--- Task instructions ---
Return the material below in full and exactly.

──────── Dataset extract ────────

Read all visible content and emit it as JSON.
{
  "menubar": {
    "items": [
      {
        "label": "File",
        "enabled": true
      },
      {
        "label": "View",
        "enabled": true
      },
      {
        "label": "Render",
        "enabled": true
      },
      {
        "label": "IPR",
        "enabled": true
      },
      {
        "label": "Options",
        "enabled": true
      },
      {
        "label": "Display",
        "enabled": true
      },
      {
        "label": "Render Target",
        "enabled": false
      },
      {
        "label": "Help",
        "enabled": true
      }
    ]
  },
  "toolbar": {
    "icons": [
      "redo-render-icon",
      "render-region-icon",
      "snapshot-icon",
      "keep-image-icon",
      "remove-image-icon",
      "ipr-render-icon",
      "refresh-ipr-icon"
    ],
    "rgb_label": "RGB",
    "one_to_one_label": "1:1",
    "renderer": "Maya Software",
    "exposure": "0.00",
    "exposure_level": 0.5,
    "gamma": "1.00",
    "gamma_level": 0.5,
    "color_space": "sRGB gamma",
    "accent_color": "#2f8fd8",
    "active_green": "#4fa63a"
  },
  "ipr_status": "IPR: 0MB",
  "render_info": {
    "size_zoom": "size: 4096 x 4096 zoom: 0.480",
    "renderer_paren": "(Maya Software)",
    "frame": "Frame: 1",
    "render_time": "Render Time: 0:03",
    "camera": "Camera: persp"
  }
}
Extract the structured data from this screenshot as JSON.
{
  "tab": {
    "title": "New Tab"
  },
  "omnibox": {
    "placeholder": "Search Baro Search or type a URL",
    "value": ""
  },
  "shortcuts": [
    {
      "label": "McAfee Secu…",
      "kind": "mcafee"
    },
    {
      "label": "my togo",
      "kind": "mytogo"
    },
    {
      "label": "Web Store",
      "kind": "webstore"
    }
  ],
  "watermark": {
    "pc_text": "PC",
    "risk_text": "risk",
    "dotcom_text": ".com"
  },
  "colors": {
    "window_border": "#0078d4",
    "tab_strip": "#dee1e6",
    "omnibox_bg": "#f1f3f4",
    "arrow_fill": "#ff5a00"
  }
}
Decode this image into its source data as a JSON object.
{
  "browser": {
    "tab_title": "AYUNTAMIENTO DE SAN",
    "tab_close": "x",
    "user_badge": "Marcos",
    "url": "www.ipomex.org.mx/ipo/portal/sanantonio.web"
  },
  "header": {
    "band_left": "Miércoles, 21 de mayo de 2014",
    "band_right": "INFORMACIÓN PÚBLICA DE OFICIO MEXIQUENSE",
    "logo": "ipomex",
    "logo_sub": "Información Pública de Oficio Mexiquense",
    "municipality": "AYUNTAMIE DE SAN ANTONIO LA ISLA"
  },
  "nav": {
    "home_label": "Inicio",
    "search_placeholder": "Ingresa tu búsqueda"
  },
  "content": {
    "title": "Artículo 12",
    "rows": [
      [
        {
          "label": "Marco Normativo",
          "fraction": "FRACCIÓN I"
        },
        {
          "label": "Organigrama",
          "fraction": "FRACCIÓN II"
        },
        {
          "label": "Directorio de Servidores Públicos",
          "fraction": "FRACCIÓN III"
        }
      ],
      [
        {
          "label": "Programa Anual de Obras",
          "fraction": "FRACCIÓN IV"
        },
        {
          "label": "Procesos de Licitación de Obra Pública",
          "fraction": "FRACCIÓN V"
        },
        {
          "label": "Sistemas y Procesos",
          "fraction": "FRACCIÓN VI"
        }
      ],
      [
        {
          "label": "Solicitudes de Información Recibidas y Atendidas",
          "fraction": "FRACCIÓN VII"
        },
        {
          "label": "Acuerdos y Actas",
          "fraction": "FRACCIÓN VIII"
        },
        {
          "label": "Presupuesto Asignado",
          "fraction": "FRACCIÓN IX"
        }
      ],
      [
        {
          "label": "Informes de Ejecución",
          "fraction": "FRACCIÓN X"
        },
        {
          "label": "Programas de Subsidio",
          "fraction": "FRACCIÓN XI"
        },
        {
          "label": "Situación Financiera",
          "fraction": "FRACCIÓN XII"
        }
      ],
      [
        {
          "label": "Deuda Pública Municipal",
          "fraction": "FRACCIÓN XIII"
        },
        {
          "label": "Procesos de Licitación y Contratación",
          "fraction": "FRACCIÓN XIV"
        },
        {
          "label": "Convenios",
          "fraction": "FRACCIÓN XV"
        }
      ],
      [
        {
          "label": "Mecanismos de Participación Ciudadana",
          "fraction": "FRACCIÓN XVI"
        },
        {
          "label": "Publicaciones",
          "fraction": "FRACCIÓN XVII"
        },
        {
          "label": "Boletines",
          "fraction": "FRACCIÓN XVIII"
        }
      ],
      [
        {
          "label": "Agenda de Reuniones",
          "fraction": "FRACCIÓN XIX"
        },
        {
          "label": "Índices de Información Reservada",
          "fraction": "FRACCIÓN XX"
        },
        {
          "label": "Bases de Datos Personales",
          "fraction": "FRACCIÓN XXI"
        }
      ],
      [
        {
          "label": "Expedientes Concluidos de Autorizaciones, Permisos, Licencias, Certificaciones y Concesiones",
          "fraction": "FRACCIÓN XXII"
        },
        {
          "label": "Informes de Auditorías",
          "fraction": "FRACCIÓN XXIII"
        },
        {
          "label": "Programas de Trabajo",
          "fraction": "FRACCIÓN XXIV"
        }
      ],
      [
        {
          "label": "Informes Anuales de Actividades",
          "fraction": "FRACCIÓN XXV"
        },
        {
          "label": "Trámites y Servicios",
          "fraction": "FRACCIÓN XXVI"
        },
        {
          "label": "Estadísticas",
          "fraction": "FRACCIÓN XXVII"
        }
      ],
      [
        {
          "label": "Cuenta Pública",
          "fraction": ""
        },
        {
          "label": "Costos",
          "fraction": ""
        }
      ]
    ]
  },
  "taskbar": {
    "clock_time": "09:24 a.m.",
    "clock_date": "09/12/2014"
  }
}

────────

--- Reply ---
Read all visible content and emit it as JSON.
{
  "menubar": {
    "items": [
      {
        "label": "File",
        "enabled": true
      },
      {
        "label": "View",
        "enabled": true
      },
      {
        "label": "Render",
        "enabled": true
      },
      {
        "label": "IPR",
        "enabled": true
      },
      {
        "label": "Options",
        "enabled": true
      },
      {
        "label": "Display",
        "enabled": true
      },
      {
        "label": "Render Target",
        "enabled": false
      },
      {
        "label": "Help",
        "enabled": true
      }
    ]
  },
  "toolbar": {
    "icons": [
      "redo-render-icon",
      "render-region-icon",
      "snapshot-icon",
      "keep-image-icon",
      "remove-image-icon",
      "ipr-render-icon",
      "refresh-ipr-icon"
    ],
    "rgb_label": "RGB",
    "one_to_one_label": "1:1",
    "renderer": "Maya Software",
    "exposure": "0.00",
    "exposure_level": 0.5,
    "gamma": "1.00",
    "gamma_level": 0.5,
    "color_space": "sRGB gamma",
    "accent_color": "#2f8fd8",
    "active_green": "#4fa63a"
  },
  "ipr_status": "IPR: 0MB",
  "render_info": {
    "size_zoom": "size: 4096 x 4096 zoom: 0.480",
    "renderer_paren": "(Maya Software)",
    "frame": "Frame: 1",
    "render_time": "Render Time: 0:03",
    "camera": "Camera: persp"
  }
}
Extract the structured data from this screenshot as JSON.
{
  "tab": {
    "title": "New Tab"
  },
  "omnibox": {
    "placeholder": "Search Baro Search or type a URL",
    "value": ""
  },
  "shortcuts": [
    {
      "label": "McAfee Secu…",
      "kind": "mcafee"
    },
    {
      "label": "my togo",
      "kind": "mytogo"
    },
    {
      "label": "Web Store",
      "kind": "webstore"
    }
  ],
  "watermark": {
    "pc_text": "PC",
    "risk_text": "risk",
    "dotcom_text": ".com"
  },
  "colors": {
    "window_border": "#0078d4",
    "tab_strip": "#dee1e6",
    "omnibox_bg": "#f1f3f4",
    "arrow_fill": "#ff5a00"
  }
}
Decode this image into its source data as a JSON object.
{
  "browser": {
    "tab_title": "AYUNTAMIENTO DE SAN",
    "tab_close": "x",
    "user_badge": "Marcos",
    "url": "www.ipomex.org.mx/ipo/portal/sanantonio.web"
  },
  "header": {
    "band_left": "Miércoles, 21 de mayo de 2014",
    "band_right": "INFORMACIÓN PÚBLICA DE OFICIO MEXIQUENSE",
    "logo": "ipomex",
    "logo_sub": "Información Pública de Oficio Mexiquense",
    "municipality": "AYUNTAMIE DE SAN ANTONIO LA ISLA"
  },
  "nav": {
    "home_label": "Inicio",
    "search_placeholder": "Ingresa tu búsqueda"
  },
  "content": {
    "title": "Artículo 12",
    "rows": [
      [
        {
          "label": "Marco Normativo",
          "fraction": "FRACCIÓN I"
        },
        {
          "label": "Organigrama",
          "fraction": "FRACCIÓN II"
        },
        {
          "label": "Directorio de Servidores Públicos",
          "fraction": "FRACCIÓN III"
        }
      ],
      [
        {
          "label": "Programa Anual de Obras",
          "fraction": "FRACCIÓN IV"
        },
        {
          "label": "Procesos de Licitación de Obra Pública",
          "fraction": "FRACCIÓN V"
        },
        {
          "label": "Sistemas y Procesos",
          "fraction": "FRACCIÓN VI"
        }
      ],
      [
        {
          "label": "Solicitudes de Información Recibidas y Atendidas",
          "fraction": "FRACCIÓN VII"
        },
        {
          "label": "Acuerdos y Actas",
          "fraction": "FRACCIÓN VIII"
        },
        {
          "label": "Presupuesto Asignado",
          "fraction": "FRACCIÓN IX"
        }
      ],
      [
        {
          "label": "Informes de Ejecución",
          "fraction": "FRACCIÓN X"
        },
        {
          "label": "Programas de Subsidio",
          "fraction": "FRACCIÓN XI"
        },
        {
          "label": "Situación Financiera",
          "fraction": "FRACCIÓN XII"
        }
      ],
      [
        {
          "label": "Deuda Pública Municipal",
          "fraction": "FRACCIÓN XIII"
        },
        {
          "label": "Procesos de Licitación y Contratación",
          "fraction": "FRACCIÓN XIV"
        },
        {
          "label": "Convenios",
          "fraction": "FRACCIÓN XV"
        }
      ],
      [
        {
          "label": "Mecanismos de Participación Ciudadana",
          "fraction": "FRACCIÓN XVI"
        },
        {
          "label": "Publicaciones",
          "fraction": "FRACCIÓN XVII"
        },
        {
          "label": "Boletines",
          "fraction": "FRACCIÓN XVIII"
        }
      ],
      [
        {
          "label": "Agenda de Reuniones",
          "fraction": "FRACCIÓN XIX"
        },
        {
          "label": "Índices de Información Reservada",
          "fraction": "FRACCIÓN XX"
        },
        {
          "label": "Bases de Datos Personales",
          "fraction": "FRACCIÓN XXI"
        }
      ],
      [
        {
          "label": "Expedientes Concluidos de Autorizaciones, Permisos, Licencias, Certificaciones y Concesiones",
          "fraction": "FRACCIÓN XXII"
        },
        {
          "label": "Informes de Auditorías",
          "fraction": "FRACCIÓN XXIII"
        },
        {
          "label": "Programas de Trabajo",
          "fraction": "FRACCIÓN XXIV"
        }
      ],
      [
        {
          "label": "Informes Anuales de Actividades",
          "fraction": "FRACCIÓN XXV"
        },
        {
          "label": "Trámites y Servicios",
          "fraction": "FRACCIÓN XXVI"
        },
        {
          "label": "Estadísticas",
          "fraction": "FRACCIÓN XXVII"
        }
      ],
      [
        {
          "label": "Cuenta Pública",
          "fraction": ""
        },
        {
          "label": "Costos",
          "fraction": ""
        }
      ]
    ]
  },
  "taskbar": {
    "clock_time": "09:24 a.m.",
    "clock_date": "09/12/2014"
  }
}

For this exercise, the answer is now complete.